> [Your goal] Only the pictures are left out: repeat the rest of the entries exactly.

> [Working data]
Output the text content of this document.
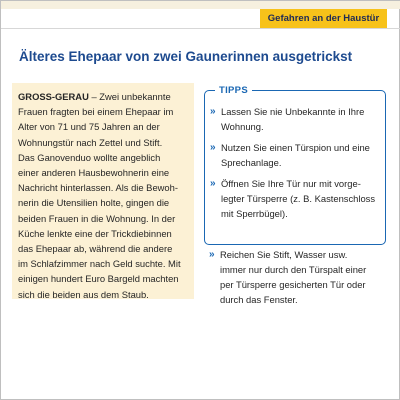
Gefahren an der Haustür
Älteres Ehepaar von zwei Gaunerinnen ausgetrickst
GROSS-GERAU – Zwei unbekannte
Frauen fragten bei einem Ehepaar im
Alter von 71 und 75 Jahren an der
Wohnungstür nach Zettel und Stift.
Das Ganovenduo wollte angeblich
einer anderen Hausbewohnerin eine
Nachricht hinterlassen. Als die Bewoh-
nerin die Utensilien holte, gingen die
beiden Frauen in die Wohnung. In der
Küche lenkte eine der Trickdiebinnen
das Ehepaar ab, während die andere
im Schlafzimmer nach Geld suchte. Mit
einigen hundert Euro Bargeld machten
sich die beiden aus dem Staub.
TIPPS
» Lassen Sie nie Unbekannte in Ihre
Wohnung.
» Nutzen Sie einen Türspion und eine
Sprechanlage.
» Öffnen Sie Ihre Tür nur mit vorge-
legter Türsperre (z. B. Kastenschloss
mit Sperrbügel).
» Reichen Sie Stift, Wasser usw.
immer nur durch den Türspalt einer
per Türsperre gesicherten Tür oder
durch das Fenster.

> [The output]
Output the text content of this document.
Gefahren an der Haustür
Älteres Ehepaar von zwei Gaunerinnen ausgetrickst
GROSS-GERAU – Zwei unbekannte
Frauen fragten bei einem Ehepaar im
Alter von 71 und 75 Jahren an der
Wohnungstür nach Zettel und Stift.
Das Ganovenduo wollte angeblich
einer anderen Hausbewohnerin eine
Nachricht hinterlassen. Als die Bewoh-
nerin die Utensilien holte, gingen die
beiden Frauen in die Wohnung. In der
Küche lenkte eine der Trickdiebinnen
das Ehepaar ab, während die andere
im Schlafzimmer nach Geld suchte. Mit
einigen hundert Euro Bargeld machten
sich die beiden aus dem Staub.
TIPPS
» Lassen Sie nie Unbekannte in Ihre
Wohnung.
» Nutzen Sie einen Türspion und eine
Sprechanlage.
» Öffnen Sie Ihre Tür nur mit vorge-
legter Türsperre (z. B. Kastenschloss
mit Sperrbügel).
» Reichen Sie Stift, Wasser usw.
immer nur durch den Türspalt einer
per Türsperre gesicherten Tür oder
durch das Fenster.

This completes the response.